» **WRITTEN EXERCISE**
Transcribe the records that follow exactly. Skip the pictures.
— Begin RECORDS FOR THE TASK —
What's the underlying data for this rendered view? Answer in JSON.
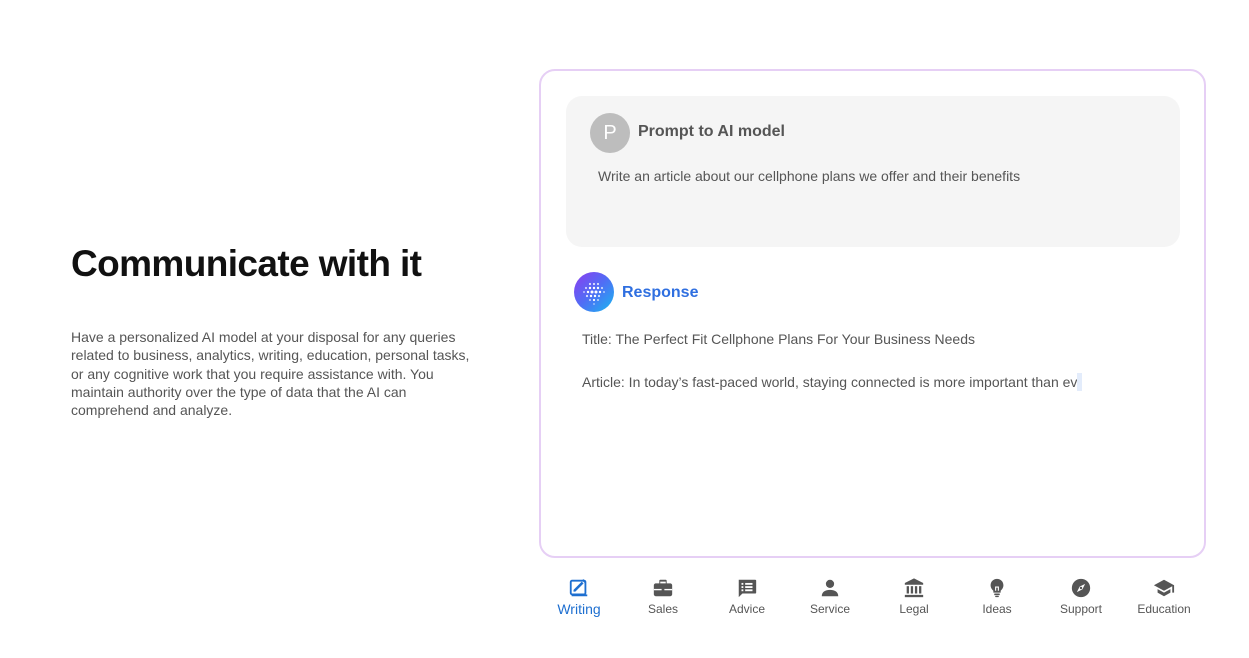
{
  "hero": {
    "headline": "Communicate with it",
    "description": "Have a personalized AI model at your disposal for any queries related to business, analytics, writing, education, personal tasks, or any cognitive work that you require assistance with. You maintain authority over the type of data that the AI can comprehend and analyze."
  },
  "prompt": {
    "avatar_letter": "P",
    "title": "Prompt to AI model",
    "text": "Write an article about our cellphone plans we offer and their benefits"
  },
  "response": {
    "title": "Response",
    "line_title": "Title: The Perfect Fit Cellphone Plans For Your Business Needs",
    "line_article": "Article: In today’s fast-paced world, staying connected is more important than ev"
  },
  "tabs": [
    {
      "label": "Writing",
      "icon": "writing-icon",
      "active": true
    },
    {
      "label": "Sales",
      "icon": "briefcase-icon",
      "active": false
    },
    {
      "label": "Advice",
      "icon": "chat-list-icon",
      "active": false
    },
    {
      "label": "Service",
      "icon": "person-icon",
      "active": false
    },
    {
      "label": "Legal",
      "icon": "bank-icon",
      "active": false
    },
    {
      "label": "Ideas",
      "icon": "lightbulb-icon",
      "active": false
    },
    {
      "label": "Support",
      "icon": "compass-icon",
      "active": false
    },
    {
      "label": "Education",
      "icon": "graduation-cap-icon",
      "active": false
    }
  ],
  "colors": {
    "accent": "#1e6fd0",
    "response_title": "#2f6fe0",
    "card_border": "#e6cff5",
    "prompt_bg": "#f5f5f5",
    "icon_gray": "#555555"
  }
}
— End RECORDS FOR THE TASK —
» **SOLVED PROBLEM**
What's the underlying data for this rendered view? Answer in JSON.
{
  "hero": {
    "headline": "Communicate with it",
    "description": "Have a personalized AI model at your disposal for any queries related to business, analytics, writing, education, personal tasks, or any cognitive work that you require assistance with. You maintain authority over the type of data that the AI can comprehend and analyze."
  },
  "prompt": {
    "avatar_letter": "P",
    "title": "Prompt to AI model",
    "text": "Write an article about our cellphone plans we offer and their benefits"
  },
  "response": {
    "title": "Response",
    "line_title": "Title: The Perfect Fit Cellphone Plans For Your Business Needs",
    "line_article": "Article: In today’s fast-paced world, staying connected is more important than ev"
  },
  "tabs": [
    {
      "label": "Writing",
      "icon": "writing-icon",
      "active": true
    },
    {
      "label": "Sales",
      "icon": "briefcase-icon",
      "active": false
    },
    {
      "label": "Advice",
      "icon": "chat-list-icon",
      "active": false
    },
    {
      "label": "Service",
      "icon": "person-icon",
      "active": false
    },
    {
      "label": "Legal",
      "icon": "bank-icon",
      "active": false
    },
    {
      "label": "Ideas",
      "icon": "lightbulb-icon",
      "active": false
    },
    {
      "label": "Support",
      "icon": "compass-icon",
      "active": false
    },
    {
      "label": "Education",
      "icon": "graduation-cap-icon",
      "active": false
    }
  ],
  "colors": {
    "accent": "#1e6fd0",
    "response_title": "#2f6fe0",
    "card_border": "#e6cff5",
    "prompt_bg": "#f5f5f5",
    "icon_gray": "#555555"
  }
}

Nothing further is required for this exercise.